▸ TASK INSTRUCTIONS:
1) Quote the interview transcript word for word from "That's what I" to "with General MacArthur.".
2) In the interview transcript, how many Chinese did MacArthur say his intelligence had found in the area of North Korea that he was about to sweep?

▸ SOURCE:
========================
That's what I had in mind. And then historically in the
peninsula of Korea the Chinese had tremendous influence there for centuries.
The Russians were moving in in the late 19th century. The Japanese knocked
the hell out of the Chinese in 1895 and of the Russians in 1904 when
the Japanese moved in themselves. That's sort of the Belgium of the Far East.
HESS: And then page 5 of the statement, President Truman
[88]
asked the General, "What are the chances for Chinese or Soviet interference."
And then General MacArthur started by saying, "Very little," and then
going on. But this became a bone of contention later on.
MUCCIO: On this point about Chinese-Soviet intervention,
I mentioned earlier that on my way to Washington I stopped off to discuss
certain matters with General MacArthur.
On my return I spent the whole afternoon with him bringing
him information on what I'd encountered in Washington and also at Lake
Success, the United Nations. And at the end of this he said, "John,
I want you to know that I am now moving my forces up in time for a sweep
to clean up the rest of North Korea." He said, 'There are no organized
armed enemy units in that area, it's merely a mopup operation." He said,
"My intelligence has established that there are some twenty-five to
thirty thousand Chinese in that area," he said, "but not more than that
could have crossed the Yalu or my intelligence would know about it."
He said, "It's taken me a little bit longer to get everything up in
line. It may not be able to take off on the 20th, but it certainly shall
take off within a few days thereafter."
[89]
And it was shocking to me after this statement to hear
that a quarter of a million Chinese were in that area alone, not counting
the Chinese that were over there in the reservoir and east coast areas.
HESS: What time was this, what's the date?
MUCCIO: This was, oh, I'd have to check my records, but
I was in Tokyo about the 16th of November.
HESS: Do you have any personal observations as to why
you think General Willoughby's information was so incorrect?
MUCCIO: I think he just had a disdain of Chinese generally.
This was a factor, also, he was working very assiduously on the history
of MacArthur in the Far East, the Pacific campaigns which was dearer
to his heart than in keeping in touch with what was going on in Korea.
========================
▸ SUPPLIED INFORMATION:
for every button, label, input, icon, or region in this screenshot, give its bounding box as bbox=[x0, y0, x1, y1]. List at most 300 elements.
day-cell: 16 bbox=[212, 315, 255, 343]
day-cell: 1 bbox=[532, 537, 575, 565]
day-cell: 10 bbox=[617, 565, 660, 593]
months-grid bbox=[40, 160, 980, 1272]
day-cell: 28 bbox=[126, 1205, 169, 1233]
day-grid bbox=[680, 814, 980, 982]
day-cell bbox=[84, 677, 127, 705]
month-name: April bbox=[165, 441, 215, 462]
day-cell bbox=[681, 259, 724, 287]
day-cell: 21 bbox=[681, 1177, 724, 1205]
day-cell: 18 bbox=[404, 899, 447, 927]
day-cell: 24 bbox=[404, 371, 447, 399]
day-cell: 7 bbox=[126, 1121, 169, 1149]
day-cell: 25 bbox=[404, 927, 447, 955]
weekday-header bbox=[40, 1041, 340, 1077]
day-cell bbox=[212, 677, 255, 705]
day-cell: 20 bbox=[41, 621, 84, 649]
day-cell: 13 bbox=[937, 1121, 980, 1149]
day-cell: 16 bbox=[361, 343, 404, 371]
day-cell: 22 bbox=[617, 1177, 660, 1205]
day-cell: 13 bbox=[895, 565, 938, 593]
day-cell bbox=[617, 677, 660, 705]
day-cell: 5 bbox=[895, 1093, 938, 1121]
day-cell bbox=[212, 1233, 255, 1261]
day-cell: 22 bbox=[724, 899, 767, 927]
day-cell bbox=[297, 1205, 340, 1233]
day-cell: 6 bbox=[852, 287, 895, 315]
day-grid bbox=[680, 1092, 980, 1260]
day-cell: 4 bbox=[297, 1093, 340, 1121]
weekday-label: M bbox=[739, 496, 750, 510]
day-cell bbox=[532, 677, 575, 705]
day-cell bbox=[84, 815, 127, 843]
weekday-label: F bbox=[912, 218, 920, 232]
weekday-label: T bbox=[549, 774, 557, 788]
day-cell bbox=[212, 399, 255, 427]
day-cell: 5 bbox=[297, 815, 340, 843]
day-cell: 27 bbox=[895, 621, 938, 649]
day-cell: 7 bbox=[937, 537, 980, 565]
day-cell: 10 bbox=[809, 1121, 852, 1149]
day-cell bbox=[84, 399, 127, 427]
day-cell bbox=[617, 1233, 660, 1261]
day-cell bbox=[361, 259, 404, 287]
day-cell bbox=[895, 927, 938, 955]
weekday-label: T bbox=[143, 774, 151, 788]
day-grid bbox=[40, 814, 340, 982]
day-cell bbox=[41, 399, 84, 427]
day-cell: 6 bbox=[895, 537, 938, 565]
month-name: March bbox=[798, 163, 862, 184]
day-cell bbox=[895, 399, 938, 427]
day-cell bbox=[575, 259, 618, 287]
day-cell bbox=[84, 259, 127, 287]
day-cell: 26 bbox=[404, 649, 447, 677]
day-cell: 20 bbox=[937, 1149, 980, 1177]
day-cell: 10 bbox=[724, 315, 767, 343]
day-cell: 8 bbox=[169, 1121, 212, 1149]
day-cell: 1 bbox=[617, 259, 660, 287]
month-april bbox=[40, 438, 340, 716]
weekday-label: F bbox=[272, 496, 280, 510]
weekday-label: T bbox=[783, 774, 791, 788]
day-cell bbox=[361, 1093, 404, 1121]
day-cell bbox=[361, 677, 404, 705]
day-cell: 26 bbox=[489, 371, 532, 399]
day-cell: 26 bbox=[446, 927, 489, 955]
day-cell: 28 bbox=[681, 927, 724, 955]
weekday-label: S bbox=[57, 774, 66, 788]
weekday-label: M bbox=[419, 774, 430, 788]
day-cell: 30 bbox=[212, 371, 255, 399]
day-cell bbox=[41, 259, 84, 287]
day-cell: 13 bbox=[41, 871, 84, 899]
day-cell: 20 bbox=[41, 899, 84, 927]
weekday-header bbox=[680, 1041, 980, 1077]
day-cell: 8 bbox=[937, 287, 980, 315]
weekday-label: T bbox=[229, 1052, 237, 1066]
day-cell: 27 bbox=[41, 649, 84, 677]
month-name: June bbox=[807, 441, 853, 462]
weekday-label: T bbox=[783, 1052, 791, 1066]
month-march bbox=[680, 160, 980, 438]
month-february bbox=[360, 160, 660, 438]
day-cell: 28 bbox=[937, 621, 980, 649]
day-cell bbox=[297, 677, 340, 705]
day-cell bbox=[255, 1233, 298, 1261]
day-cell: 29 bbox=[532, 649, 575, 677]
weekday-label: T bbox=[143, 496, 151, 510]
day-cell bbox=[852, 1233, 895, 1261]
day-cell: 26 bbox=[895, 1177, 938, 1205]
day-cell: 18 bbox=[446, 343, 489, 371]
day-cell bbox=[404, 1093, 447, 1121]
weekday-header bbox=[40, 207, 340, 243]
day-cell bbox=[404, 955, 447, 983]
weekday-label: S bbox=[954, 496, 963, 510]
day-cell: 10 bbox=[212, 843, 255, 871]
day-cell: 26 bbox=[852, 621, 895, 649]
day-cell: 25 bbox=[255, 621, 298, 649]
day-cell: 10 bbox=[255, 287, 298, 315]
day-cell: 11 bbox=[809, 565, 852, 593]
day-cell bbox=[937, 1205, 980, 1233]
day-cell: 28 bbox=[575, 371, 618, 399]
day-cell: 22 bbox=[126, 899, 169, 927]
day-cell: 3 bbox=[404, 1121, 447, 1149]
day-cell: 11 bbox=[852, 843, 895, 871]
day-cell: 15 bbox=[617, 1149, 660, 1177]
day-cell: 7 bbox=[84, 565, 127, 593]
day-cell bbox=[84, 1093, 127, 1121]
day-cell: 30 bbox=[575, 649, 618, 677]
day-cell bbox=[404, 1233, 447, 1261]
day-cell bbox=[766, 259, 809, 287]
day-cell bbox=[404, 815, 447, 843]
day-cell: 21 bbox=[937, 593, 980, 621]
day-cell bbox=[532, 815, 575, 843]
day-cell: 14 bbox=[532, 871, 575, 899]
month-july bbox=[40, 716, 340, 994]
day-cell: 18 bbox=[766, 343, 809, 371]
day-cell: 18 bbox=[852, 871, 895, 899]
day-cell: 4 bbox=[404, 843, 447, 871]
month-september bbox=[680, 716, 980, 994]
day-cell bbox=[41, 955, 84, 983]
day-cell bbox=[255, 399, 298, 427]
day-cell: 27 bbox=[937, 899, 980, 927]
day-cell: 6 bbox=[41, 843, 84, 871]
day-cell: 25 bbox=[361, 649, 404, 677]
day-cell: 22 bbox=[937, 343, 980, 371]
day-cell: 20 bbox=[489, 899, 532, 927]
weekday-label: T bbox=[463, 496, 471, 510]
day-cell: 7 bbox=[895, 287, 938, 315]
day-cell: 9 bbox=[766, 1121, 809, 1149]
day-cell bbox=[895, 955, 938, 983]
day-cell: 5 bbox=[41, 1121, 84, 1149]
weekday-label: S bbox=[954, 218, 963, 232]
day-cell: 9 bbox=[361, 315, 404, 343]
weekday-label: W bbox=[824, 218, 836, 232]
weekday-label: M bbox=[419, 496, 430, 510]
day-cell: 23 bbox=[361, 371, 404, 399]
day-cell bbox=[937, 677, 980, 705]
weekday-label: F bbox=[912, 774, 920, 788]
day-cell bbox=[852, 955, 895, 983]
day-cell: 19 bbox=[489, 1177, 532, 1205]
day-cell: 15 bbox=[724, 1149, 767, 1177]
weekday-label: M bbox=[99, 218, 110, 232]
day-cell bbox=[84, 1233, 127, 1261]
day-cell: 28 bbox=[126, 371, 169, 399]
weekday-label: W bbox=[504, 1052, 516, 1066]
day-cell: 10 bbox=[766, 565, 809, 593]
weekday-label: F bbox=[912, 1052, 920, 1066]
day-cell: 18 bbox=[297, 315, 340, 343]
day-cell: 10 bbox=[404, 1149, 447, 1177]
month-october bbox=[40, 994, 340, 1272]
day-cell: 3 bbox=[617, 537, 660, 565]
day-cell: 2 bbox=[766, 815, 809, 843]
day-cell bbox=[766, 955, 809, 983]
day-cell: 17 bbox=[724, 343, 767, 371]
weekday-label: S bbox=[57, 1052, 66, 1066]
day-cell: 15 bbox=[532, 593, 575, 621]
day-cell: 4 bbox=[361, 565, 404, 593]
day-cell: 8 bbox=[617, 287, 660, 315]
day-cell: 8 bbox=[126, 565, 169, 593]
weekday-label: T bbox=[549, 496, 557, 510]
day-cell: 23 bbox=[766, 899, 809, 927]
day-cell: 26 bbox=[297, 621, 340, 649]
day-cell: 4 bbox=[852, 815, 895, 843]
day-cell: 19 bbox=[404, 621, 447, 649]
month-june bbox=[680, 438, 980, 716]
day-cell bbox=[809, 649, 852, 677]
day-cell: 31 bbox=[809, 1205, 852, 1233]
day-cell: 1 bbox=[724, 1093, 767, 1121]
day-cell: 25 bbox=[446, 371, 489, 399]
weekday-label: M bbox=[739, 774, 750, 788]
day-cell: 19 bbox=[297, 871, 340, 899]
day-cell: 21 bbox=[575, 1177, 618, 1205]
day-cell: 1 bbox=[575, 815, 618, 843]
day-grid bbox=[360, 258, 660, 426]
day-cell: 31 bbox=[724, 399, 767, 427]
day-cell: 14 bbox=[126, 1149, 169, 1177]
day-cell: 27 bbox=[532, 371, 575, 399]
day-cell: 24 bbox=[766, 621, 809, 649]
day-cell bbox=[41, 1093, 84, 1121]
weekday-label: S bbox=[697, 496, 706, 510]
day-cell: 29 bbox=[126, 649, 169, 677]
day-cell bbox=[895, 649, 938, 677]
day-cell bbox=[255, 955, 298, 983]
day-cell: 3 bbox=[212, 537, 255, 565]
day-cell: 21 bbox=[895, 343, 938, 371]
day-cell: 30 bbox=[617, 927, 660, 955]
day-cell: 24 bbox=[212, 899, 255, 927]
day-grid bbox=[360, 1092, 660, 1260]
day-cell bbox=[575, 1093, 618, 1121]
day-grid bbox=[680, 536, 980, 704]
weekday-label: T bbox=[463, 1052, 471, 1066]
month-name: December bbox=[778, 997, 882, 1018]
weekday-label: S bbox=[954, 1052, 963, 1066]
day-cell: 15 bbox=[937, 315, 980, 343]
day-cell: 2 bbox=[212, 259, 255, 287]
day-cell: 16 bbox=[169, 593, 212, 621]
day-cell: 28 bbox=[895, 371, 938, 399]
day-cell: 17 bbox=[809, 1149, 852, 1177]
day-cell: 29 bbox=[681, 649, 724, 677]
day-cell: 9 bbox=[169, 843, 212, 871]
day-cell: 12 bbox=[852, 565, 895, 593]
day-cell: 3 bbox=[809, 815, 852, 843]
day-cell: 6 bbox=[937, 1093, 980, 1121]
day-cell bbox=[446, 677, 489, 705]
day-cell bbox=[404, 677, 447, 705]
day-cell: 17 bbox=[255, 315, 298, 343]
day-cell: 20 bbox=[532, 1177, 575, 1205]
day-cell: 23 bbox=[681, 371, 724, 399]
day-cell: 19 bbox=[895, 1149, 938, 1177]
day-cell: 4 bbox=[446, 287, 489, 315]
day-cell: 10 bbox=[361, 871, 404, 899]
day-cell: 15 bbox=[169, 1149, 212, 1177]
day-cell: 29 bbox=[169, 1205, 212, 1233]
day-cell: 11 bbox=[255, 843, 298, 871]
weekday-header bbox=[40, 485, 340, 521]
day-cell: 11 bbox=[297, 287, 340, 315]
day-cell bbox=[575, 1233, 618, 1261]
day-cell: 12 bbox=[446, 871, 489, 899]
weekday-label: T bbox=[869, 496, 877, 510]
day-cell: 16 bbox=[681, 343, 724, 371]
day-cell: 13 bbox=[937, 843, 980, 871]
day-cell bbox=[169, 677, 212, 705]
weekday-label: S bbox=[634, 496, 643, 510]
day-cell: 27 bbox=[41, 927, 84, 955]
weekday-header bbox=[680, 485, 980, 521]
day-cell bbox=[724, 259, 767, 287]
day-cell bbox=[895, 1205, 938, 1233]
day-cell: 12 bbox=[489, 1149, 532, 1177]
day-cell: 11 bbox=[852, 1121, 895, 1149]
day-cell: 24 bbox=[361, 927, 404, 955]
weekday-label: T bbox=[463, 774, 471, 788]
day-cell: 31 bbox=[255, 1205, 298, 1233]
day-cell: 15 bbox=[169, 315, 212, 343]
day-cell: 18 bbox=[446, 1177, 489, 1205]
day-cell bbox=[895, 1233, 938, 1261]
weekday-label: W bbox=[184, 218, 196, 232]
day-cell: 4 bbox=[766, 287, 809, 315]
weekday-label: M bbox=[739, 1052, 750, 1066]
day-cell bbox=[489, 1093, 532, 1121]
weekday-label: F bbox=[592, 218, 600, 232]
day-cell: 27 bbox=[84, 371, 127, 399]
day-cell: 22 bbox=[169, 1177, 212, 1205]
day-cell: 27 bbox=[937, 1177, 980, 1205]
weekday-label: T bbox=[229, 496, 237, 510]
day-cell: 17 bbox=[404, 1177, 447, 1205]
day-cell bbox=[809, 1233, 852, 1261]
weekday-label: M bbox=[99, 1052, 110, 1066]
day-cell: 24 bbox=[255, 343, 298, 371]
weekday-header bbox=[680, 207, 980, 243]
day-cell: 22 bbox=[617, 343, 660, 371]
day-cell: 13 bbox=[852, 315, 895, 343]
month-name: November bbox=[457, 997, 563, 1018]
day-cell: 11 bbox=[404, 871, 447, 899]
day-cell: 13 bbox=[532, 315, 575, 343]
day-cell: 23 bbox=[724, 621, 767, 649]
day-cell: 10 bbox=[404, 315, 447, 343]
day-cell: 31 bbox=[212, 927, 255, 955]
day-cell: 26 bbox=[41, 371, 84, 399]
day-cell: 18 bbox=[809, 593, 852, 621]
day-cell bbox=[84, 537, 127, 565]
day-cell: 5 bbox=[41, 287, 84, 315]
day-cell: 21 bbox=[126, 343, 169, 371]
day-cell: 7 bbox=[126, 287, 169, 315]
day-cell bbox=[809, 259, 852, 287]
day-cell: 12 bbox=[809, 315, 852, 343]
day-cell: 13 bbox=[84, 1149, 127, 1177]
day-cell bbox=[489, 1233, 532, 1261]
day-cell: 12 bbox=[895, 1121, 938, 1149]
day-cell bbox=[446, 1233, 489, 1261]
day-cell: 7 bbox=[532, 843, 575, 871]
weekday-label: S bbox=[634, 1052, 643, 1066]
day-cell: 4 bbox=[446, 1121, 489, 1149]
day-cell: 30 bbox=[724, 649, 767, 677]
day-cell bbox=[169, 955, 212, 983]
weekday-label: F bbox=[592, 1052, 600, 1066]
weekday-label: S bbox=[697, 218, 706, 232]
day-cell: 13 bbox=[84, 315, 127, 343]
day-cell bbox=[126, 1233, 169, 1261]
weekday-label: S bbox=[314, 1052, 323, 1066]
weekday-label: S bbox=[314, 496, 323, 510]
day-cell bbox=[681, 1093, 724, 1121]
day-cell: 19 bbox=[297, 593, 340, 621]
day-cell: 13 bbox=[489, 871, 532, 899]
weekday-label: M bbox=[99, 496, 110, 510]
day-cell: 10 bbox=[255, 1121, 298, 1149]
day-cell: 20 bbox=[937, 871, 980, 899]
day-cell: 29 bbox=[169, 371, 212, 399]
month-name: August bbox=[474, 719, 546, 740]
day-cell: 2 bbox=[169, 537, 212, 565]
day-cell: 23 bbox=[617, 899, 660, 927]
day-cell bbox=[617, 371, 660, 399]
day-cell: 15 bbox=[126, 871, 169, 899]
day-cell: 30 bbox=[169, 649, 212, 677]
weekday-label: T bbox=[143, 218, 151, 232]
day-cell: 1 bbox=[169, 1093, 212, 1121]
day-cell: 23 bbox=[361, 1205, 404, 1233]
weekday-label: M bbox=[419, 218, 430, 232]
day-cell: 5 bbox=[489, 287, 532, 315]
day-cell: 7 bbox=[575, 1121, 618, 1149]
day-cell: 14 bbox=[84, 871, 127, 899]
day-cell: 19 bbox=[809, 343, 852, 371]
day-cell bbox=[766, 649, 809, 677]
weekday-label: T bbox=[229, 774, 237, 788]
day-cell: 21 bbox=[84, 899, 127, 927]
========================
▸ SET OF ANSWERS:
1)
That's what I had in mind. And then historically in the
peninsula of Korea the Chinese had tremendous influence there for centuries.
The Russians were moving in in the late 19th century. The Japanese knocked
the hell out of the Chinese in 1895 and of the Russians in 1904 when
the Japanese moved in themselves. That's sort of the Belgium of the Far East.
HESS: And then page 5 of the statement, President Truman
[88]
asked the General, "What are the chances for Chinese or Soviet interference."
And then General MacArthur started by saying, "Very little," and then
going on. But this became a bone of contention later on.
MUCCIO: On this point about Chinese-Soviet intervention,
I mentioned earlier that on my way to Washington I stopped off to discuss
certain matters with General MacArthur.

2) Some twenty-five to thirty thousand.